- **PROBLEM TO WORK ON**: Please pick out and copy every row below that contains the word "label", with case counting.

** Start of GIVEN DATA **

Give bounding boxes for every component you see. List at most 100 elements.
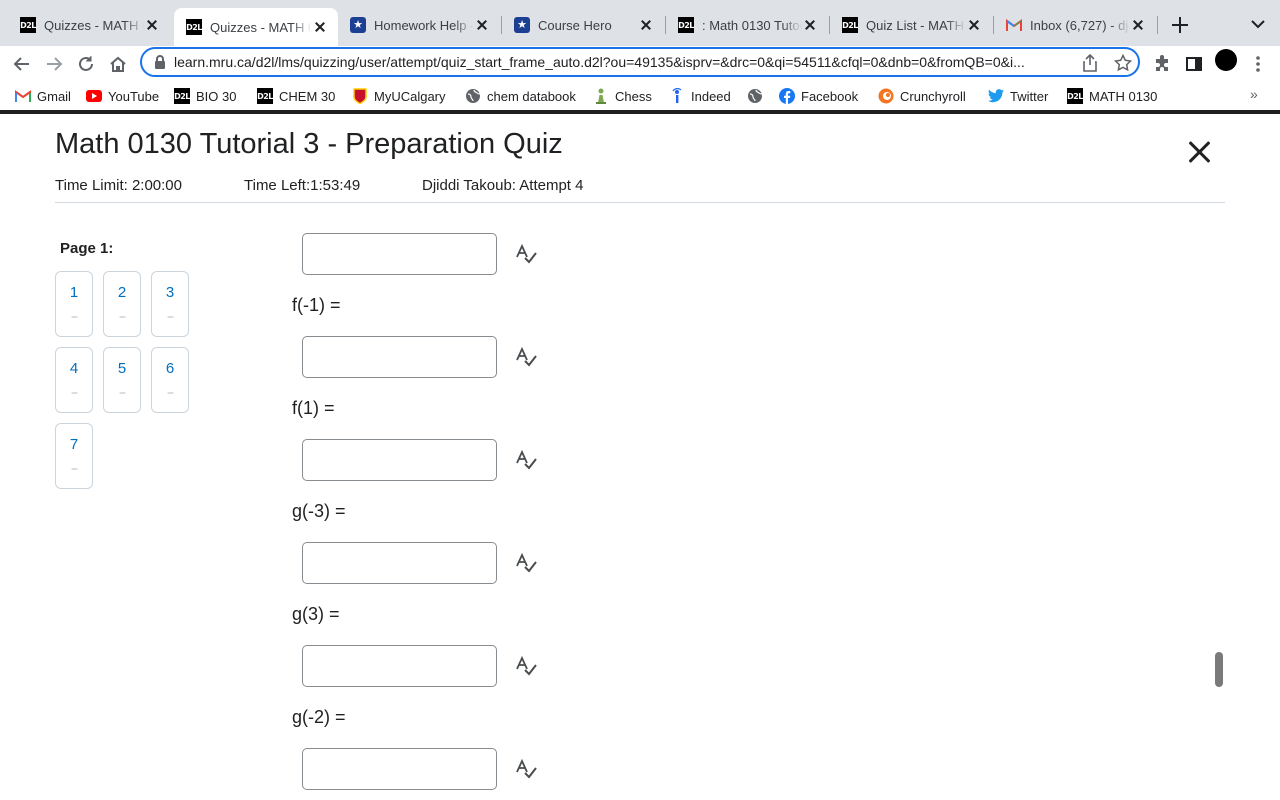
close-tab-icon[interactable] [1130,17,1146,33]
math-editor-icon[interactable] [514,449,538,473]
question-status: -- [119,309,126,323]
profile-avatar[interactable] [1215,49,1237,71]
math-editor-icon[interactable] [514,346,538,370]
question-label: f(1) = [292,398,335,418]
address-bar[interactable]: learn.mru.ca/d2l/lms/quizzing/user/attem… [140,47,1140,77]
question-status: -- [71,461,78,475]
tab-title: Homework Help - Course Hero [374,17,474,33]
bookmark-indeed[interactable]: Indeed [669,86,731,106]
question-nav-4[interactable]: 4 -- [55,347,93,413]
lock-icon[interactable] [154,55,166,74]
question-nav-3[interactable]: 3 -- [151,271,189,337]
bookmarks-overflow-icon[interactable]: » [1250,86,1258,102]
question-nav-5[interactable]: 5 -- [103,347,141,413]
answer-input[interactable] [302,645,497,687]
question-number: 4 [69,360,79,377]
indeed-icon [669,88,685,104]
page-title: Math 0130 Tutorial 3 - Preparation Quiz [55,128,563,160]
question-number: 6 [165,360,175,377]
extensions-icon[interactable] [1150,52,1174,76]
question-nav-7[interactable]: 7 -- [55,423,93,489]
globe-icon [465,88,481,104]
question-nav-6[interactable]: 6 -- [151,347,189,413]
bookmark-myucalgary[interactable]: MyUCalgary [352,86,446,106]
math-editor-icon[interactable] [514,243,538,267]
bookmark-youtube[interactable]: YouTube [86,86,159,106]
bookmark-math0130[interactable]: D2L MATH 0130 [1067,86,1157,106]
bookmark-label: chem databook [487,88,576,104]
bookmark-crunchyroll[interactable]: Crunchyroll [878,86,966,106]
bookmark-star-icon[interactable] [1113,53,1133,72]
answer-input[interactable] [302,336,497,378]
question-label: f(-1) = [292,295,341,315]
bookmark-bio30[interactable]: D2L BIO 30 [174,86,236,106]
close-tab-icon[interactable] [474,17,490,33]
attempt-info: Djiddi Takoub: Attempt 4 [422,177,584,194]
share-icon[interactable] [1082,53,1100,72]
bookmark-chem-databook[interactable]: chem databook [465,86,576,106]
bookmark-label: CHEM 30 [279,88,336,104]
close-tab-icon[interactable] [144,17,160,33]
side-panel-icon[interactable] [1182,52,1206,76]
browser-tab-active[interactable]: D2L Quizzes - MATH 0130 [174,8,338,46]
browser-toolbar: learn.mru.ca/d2l/lms/quizzing/user/attem… [0,46,1280,82]
bookmark-globe[interactable] [747,86,769,106]
math-editor-icon[interactable] [514,552,538,576]
close-tab-icon[interactable] [638,17,654,33]
bookmark-label: MyUCalgary [374,88,446,104]
scrollbar-thumb[interactable] [1215,652,1223,687]
tab-title: : Math 0130 Tutorial 3 [702,17,802,33]
bookmark-twitter[interactable]: Twitter [988,86,1048,106]
question-status: -- [71,309,78,323]
url-text[interactable]: learn.mru.ca/d2l/lms/quizzing/user/attem… [174,54,1074,70]
browser-tab[interactable]: D2L Quiz List - MATH 0130 [830,8,992,42]
browser-tab[interactable]: ★ Homework Help - Course Hero [338,8,500,42]
d2l-icon: D2L [186,19,202,35]
question-number: 5 [117,360,127,377]
answer-input[interactable] [302,233,497,275]
ucalgary-icon [352,88,368,104]
chess-icon [593,88,609,104]
bookmark-label: Chess [615,88,652,104]
tab-title: Course Hero [538,17,612,33]
course-hero-icon: ★ [350,17,366,33]
close-tab-icon[interactable] [966,17,982,33]
bookmark-facebook[interactable]: Facebook [779,86,858,106]
close-icon[interactable] [1186,138,1214,166]
new-tab-icon[interactable] [1168,13,1192,37]
question-status: -- [71,385,78,399]
answer-input[interactable] [302,542,497,584]
answer-input[interactable] [302,439,497,481]
back-icon[interactable] [8,50,36,78]
tab-separator [1157,16,1158,34]
browser-tab[interactable]: D2L : Math 0130 Tutorial 3 [666,8,828,42]
bookmark-chess[interactable]: Chess [593,86,652,106]
question-number: 3 [165,284,175,301]
bookmark-label: MATH 0130 [1089,88,1158,104]
bookmark-chem30[interactable]: D2L CHEM 30 [257,86,335,106]
home-icon[interactable] [104,50,132,78]
reload-icon[interactable] [72,50,100,78]
menu-icon[interactable] [1246,52,1270,76]
math-editor-icon[interactable] [514,655,538,679]
browser-tab[interactable]: ★ Course Hero [502,8,664,42]
math-editor-icon[interactable] [514,758,538,782]
browser-tab[interactable]: Inbox (6,727) - dj [994,8,1156,42]
question-label: g(3) = [292,604,340,624]
browser-tab[interactable]: D2L Quizzes - MATH 0130 [8,8,170,42]
forward-icon[interactable] [40,50,68,78]
tab-title: Quizzes - MATH 0130 [210,19,312,35]
close-tab-icon[interactable] [312,19,328,35]
bookmark-label: Facebook [801,88,859,104]
question-nav-1[interactable]: 1 -- [55,271,93,337]
bookmark-gmail[interactable]: Gmail [15,86,71,106]
bookmark-label: BIO 30 [196,88,237,104]
chevron-down-icon[interactable] [1248,14,1268,34]
question-nav-2[interactable]: 2 -- [103,271,141,337]
page-label: Page 1: [60,240,114,257]
gmail-icon [15,88,31,104]
answer-input[interactable] [302,748,497,790]
d2l-icon: D2L [257,88,273,104]
facebook-icon [779,88,795,104]
close-tab-icon[interactable] [802,17,818,33]
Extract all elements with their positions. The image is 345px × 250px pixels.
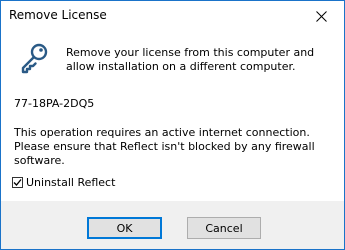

** End of GIVEN DATA **

- **WRITTEN ANSWER**:
question-label: f(1) = [292,398,335,418]
bookmark-label: chem databook [487,88,576,104]
question-label: f(-1) = [292,295,341,315]
bookmark-label: CHEM 30 [279,88,336,104]
bookmark-label: MyUCalgary [374,88,446,104]
bookmark-label: Chess [615,88,652,104]
bookmark-label: MATH 0130 [1089,88,1158,104]
question-label: g(3) = [292,604,340,624]
bookmark-label: Facebook [801,88,859,104]
bookmark-label: BIO 30 [196,88,237,104]
page-label: Page 1: [60,240,114,257]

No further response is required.